**WHAT IS REQUIRED**
Transcribe the tail of the listing: start at the line containing "Enumerate this screenshot's" and stop after the last line, keeping every character as is and adding nothing.

[Dataset records]
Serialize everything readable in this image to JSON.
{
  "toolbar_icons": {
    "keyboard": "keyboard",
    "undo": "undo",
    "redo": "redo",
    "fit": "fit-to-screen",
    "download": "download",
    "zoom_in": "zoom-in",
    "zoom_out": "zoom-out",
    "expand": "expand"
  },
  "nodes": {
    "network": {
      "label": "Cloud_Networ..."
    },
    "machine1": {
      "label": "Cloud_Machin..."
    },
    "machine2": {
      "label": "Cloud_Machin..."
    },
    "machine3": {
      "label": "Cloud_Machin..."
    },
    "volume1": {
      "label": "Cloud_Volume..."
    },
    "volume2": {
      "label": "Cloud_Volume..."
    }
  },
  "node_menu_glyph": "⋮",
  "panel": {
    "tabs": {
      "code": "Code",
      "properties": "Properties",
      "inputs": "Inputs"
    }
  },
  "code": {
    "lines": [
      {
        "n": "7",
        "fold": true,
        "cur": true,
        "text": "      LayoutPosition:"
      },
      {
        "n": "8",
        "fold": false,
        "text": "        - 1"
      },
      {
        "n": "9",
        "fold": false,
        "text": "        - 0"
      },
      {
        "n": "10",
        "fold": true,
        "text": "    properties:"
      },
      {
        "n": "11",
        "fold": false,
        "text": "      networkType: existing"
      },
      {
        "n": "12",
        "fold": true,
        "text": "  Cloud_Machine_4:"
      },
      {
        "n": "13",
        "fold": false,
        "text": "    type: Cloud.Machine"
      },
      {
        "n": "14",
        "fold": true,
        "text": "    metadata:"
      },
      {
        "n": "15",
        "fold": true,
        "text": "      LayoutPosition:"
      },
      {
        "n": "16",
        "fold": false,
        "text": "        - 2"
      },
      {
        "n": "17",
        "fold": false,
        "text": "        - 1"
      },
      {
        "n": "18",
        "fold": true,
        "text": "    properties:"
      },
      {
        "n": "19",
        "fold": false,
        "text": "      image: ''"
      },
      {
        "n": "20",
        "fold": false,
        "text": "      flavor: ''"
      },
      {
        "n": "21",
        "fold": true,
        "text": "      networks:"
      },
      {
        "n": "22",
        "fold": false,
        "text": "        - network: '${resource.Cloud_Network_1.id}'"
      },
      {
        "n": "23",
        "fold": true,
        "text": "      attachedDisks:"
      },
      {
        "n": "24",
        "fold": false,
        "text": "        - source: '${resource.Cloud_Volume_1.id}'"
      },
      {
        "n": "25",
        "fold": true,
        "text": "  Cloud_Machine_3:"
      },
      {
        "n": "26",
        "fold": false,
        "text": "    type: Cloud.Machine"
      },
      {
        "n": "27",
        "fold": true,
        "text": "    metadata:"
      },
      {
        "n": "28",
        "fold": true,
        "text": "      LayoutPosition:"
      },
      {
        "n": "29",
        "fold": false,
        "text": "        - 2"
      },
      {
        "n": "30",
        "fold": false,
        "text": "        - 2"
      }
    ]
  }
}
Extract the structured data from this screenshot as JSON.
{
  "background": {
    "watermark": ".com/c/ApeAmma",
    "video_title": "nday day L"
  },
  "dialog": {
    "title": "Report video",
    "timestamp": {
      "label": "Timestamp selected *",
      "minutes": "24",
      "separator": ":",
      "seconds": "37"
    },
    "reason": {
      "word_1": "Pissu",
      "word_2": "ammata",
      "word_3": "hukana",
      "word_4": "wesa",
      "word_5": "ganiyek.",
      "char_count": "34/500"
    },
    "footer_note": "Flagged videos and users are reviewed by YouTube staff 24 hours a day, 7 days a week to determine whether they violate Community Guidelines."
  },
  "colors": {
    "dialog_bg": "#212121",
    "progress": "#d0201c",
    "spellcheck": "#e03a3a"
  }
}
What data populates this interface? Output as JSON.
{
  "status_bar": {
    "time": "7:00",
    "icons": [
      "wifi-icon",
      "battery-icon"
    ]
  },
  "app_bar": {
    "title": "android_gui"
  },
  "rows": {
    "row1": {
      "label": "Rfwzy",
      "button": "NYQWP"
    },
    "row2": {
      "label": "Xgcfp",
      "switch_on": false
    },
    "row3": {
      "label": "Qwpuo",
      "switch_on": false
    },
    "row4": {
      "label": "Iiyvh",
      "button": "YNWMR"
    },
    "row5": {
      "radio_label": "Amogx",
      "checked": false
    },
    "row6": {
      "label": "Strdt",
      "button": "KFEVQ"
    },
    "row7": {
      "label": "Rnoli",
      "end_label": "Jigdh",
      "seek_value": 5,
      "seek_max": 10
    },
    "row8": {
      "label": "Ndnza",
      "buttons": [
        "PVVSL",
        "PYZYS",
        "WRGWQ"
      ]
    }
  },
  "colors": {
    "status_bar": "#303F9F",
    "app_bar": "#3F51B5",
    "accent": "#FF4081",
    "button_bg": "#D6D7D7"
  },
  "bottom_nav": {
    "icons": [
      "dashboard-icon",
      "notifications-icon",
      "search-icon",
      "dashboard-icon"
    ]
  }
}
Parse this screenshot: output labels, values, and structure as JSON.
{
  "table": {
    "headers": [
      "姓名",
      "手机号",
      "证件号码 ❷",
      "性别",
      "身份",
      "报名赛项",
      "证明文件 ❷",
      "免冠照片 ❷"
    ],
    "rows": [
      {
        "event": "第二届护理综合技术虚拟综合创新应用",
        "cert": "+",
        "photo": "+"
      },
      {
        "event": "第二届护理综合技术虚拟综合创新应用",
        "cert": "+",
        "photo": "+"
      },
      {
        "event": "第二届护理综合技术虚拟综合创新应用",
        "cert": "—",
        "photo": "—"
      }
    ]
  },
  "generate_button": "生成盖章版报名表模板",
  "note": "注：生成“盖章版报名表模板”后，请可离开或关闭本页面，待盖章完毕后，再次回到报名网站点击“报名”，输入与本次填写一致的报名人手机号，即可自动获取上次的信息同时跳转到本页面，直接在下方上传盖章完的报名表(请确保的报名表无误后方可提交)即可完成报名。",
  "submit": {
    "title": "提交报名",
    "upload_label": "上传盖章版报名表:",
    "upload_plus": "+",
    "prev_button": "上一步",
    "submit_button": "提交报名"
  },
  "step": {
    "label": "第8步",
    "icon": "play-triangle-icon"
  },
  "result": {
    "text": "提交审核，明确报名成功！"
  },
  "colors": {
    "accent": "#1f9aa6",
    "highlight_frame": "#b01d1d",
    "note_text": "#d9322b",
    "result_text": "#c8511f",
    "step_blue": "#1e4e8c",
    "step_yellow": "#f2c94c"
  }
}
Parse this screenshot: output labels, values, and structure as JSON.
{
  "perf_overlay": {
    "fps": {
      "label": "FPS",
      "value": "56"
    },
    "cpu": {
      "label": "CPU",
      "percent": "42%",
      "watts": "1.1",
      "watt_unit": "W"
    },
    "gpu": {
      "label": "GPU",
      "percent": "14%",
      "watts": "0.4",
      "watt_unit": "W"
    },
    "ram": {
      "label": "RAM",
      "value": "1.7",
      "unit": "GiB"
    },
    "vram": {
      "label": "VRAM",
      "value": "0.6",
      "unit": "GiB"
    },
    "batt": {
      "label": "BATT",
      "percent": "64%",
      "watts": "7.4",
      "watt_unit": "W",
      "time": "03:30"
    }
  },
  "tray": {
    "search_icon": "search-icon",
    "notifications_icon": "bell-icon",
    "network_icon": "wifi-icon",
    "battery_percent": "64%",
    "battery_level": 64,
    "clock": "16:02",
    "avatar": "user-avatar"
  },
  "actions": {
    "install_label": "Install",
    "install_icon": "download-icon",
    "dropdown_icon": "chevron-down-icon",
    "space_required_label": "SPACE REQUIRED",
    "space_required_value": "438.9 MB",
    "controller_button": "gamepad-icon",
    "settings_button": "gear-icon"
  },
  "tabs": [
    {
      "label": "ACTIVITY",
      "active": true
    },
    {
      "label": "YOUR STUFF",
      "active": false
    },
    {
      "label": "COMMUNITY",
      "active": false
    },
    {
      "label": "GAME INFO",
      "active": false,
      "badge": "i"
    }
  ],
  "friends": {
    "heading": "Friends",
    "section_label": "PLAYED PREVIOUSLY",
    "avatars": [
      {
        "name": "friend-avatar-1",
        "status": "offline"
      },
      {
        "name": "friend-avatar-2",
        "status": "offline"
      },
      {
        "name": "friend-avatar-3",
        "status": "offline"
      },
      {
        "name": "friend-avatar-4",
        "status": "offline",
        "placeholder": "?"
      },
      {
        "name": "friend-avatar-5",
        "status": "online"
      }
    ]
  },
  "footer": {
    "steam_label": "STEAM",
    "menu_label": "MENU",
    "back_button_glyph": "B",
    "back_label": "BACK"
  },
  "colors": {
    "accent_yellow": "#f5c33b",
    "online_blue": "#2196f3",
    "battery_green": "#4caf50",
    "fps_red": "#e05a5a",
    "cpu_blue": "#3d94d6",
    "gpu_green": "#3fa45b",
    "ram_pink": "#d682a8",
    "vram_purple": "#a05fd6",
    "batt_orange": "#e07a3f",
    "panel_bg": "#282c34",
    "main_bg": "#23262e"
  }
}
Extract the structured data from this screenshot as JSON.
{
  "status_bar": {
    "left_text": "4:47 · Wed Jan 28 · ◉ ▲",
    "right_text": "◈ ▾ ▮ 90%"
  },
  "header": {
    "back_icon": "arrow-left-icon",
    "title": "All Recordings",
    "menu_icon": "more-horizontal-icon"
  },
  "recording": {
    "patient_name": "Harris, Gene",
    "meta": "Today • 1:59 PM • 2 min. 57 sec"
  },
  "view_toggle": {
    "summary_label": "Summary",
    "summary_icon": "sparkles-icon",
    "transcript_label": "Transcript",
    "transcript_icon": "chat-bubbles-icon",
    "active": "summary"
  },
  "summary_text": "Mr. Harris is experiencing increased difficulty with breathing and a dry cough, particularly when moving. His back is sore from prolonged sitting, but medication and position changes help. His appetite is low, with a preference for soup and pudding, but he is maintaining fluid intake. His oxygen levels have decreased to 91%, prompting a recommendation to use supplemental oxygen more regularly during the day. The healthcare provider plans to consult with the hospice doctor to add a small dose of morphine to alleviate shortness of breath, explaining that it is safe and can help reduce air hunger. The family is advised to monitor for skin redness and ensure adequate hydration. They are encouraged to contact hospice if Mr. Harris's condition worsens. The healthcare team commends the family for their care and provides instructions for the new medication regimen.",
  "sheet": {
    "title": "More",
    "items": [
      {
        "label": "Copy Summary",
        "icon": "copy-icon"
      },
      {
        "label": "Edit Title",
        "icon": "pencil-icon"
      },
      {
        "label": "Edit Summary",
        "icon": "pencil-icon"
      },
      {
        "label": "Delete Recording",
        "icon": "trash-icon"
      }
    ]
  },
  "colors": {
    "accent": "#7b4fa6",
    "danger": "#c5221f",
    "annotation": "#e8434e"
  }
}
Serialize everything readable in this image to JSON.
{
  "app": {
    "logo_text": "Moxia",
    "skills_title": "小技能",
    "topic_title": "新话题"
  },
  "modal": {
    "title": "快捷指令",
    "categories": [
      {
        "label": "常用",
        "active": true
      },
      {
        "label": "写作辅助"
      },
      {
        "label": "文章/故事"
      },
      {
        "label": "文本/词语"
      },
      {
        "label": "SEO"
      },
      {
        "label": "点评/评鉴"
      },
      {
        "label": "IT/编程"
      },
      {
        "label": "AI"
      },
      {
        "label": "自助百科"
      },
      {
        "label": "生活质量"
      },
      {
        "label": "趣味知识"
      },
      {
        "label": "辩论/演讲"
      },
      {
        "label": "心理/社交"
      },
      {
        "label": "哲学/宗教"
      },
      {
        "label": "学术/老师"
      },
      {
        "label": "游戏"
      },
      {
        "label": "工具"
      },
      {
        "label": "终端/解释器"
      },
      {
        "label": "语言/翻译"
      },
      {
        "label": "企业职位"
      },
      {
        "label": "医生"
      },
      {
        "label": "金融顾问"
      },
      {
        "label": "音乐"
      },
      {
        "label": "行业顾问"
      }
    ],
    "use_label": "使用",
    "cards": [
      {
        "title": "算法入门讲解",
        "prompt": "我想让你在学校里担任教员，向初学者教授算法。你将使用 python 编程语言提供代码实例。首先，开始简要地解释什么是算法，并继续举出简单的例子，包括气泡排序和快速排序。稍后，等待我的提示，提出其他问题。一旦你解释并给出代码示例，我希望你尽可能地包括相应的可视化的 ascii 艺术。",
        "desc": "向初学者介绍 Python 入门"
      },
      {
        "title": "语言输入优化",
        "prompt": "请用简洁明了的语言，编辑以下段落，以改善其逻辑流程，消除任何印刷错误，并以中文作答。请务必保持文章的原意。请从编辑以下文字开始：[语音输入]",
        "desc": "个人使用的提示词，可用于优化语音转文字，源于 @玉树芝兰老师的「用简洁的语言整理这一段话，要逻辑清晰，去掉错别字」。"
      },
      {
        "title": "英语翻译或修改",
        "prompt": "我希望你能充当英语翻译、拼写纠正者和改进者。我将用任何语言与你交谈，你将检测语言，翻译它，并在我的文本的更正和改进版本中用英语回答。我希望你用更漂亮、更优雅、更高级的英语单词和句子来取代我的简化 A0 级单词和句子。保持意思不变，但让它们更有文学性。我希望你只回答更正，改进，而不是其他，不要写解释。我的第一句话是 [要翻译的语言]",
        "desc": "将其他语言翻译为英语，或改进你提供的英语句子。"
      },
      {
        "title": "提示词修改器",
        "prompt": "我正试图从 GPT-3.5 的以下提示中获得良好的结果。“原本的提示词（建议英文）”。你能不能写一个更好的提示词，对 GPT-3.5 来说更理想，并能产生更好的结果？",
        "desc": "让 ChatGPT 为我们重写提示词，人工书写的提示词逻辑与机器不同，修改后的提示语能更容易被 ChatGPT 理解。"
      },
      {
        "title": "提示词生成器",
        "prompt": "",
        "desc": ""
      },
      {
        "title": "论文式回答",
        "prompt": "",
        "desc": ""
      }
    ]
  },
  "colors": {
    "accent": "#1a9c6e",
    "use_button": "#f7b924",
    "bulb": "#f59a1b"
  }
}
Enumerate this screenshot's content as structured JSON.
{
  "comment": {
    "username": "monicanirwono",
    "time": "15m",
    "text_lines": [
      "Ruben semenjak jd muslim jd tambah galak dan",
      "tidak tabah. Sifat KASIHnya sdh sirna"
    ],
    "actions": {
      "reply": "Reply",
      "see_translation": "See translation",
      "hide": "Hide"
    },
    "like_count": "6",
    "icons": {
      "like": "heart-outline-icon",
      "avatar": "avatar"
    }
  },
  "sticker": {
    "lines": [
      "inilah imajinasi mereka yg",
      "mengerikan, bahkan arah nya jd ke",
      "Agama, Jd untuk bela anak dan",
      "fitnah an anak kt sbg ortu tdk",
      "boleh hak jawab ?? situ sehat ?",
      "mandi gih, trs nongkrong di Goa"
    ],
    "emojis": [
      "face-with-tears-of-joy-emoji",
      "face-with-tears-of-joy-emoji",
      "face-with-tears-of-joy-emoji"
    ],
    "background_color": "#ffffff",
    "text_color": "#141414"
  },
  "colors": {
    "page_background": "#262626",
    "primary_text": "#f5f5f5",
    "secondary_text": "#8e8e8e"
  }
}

**REPLY**
Enumerate this screenshot's content as structured JSON.
{
  "comment": {
    "username": "monicanirwono",
    "time": "15m",
    "text_lines": [
      "Ruben semenjak jd muslim jd tambah galak dan",
      "tidak tabah. Sifat KASIHnya sdh sirna"
    ],
    "actions": {
      "reply": "Reply",
      "see_translation": "See translation",
      "hide": "Hide"
    },
    "like_count": "6",
    "icons": {
      "like": "heart-outline-icon",
      "avatar": "avatar"
    }
  },
  "sticker": {
    "lines": [
      "inilah imajinasi mereka yg",
      "mengerikan, bahkan arah nya jd ke",
      "Agama, Jd untuk bela anak dan",
      "fitnah an anak kt sbg ortu tdk",
      "boleh hak jawab ?? situ sehat ?",
      "mandi gih, trs nongkrong di Goa"
    ],
    "emojis": [
      "face-with-tears-of-joy-emoji",
      "face-with-tears-of-joy-emoji",
      "face-with-tears-of-joy-emoji"
    ],
    "background_color": "#ffffff",
    "text_color": "#141414"
  },
  "colors": {
    "page_background": "#262626",
    "primary_text": "#f5f5f5",
    "secondary_text": "#8e8e8e"
  }
}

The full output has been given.